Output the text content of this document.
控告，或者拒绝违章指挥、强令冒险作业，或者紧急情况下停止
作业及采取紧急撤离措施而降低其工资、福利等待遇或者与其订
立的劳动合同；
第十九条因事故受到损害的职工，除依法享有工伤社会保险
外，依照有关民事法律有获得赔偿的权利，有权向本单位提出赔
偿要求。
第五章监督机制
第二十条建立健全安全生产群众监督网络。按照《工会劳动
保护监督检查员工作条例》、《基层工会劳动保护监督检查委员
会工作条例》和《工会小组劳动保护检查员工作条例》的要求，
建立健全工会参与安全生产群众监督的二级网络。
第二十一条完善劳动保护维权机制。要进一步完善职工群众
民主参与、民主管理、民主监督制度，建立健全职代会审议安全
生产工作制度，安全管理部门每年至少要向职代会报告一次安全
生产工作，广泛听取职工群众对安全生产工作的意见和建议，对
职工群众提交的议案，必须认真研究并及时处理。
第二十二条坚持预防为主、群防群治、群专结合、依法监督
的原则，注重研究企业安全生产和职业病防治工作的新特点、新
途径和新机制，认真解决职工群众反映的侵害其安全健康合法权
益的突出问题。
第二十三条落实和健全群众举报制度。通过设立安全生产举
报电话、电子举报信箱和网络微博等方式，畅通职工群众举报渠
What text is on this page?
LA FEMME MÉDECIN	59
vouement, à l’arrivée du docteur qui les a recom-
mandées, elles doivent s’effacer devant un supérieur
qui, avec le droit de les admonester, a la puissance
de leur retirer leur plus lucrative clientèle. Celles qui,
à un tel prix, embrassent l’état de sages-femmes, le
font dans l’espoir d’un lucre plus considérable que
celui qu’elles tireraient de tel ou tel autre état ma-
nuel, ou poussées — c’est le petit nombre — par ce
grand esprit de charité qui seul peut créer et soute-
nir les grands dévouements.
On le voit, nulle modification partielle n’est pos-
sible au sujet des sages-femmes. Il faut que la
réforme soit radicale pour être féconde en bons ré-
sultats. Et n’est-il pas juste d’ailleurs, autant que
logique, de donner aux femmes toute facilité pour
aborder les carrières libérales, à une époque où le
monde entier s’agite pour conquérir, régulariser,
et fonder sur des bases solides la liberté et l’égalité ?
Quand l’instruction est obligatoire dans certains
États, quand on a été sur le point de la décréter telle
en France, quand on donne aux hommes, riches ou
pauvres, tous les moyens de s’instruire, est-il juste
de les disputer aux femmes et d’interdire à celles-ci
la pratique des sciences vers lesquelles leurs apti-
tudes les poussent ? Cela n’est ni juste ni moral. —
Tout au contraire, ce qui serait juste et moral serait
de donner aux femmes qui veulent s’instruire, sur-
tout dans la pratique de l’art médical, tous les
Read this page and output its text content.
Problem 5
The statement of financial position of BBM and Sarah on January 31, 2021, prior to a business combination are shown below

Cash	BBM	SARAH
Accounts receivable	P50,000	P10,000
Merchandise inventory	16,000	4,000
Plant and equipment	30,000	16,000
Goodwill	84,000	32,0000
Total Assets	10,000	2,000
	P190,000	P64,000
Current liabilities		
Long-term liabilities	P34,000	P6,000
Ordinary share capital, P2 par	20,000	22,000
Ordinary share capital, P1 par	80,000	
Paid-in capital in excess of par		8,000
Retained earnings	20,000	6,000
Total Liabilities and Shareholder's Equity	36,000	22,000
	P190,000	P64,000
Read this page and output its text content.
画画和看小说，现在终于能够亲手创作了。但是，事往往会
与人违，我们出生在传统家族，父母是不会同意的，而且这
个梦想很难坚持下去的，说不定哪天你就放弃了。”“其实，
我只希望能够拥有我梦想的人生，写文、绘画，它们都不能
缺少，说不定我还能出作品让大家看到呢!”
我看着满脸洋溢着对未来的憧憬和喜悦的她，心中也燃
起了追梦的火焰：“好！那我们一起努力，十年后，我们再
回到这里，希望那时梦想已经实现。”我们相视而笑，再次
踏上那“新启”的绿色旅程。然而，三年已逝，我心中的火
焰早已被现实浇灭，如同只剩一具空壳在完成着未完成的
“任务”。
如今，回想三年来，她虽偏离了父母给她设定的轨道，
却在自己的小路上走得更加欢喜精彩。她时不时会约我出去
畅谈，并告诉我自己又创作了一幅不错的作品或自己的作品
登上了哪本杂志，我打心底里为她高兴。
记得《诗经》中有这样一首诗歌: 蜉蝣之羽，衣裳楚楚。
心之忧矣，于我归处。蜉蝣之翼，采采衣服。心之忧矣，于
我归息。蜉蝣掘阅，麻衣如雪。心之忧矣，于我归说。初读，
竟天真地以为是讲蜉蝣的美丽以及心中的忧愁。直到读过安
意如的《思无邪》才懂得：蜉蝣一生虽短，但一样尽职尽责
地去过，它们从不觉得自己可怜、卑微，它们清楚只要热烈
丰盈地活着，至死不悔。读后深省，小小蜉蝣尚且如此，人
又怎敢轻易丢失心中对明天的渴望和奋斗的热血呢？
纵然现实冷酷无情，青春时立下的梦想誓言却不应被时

######

** Exercise requirements **
Scan the material above. Copy each line that holds the word "Total".

** Solution **
Total Assets	10,000	2,000
Total Liabilities and Shareholder's Equity	36,000	22,000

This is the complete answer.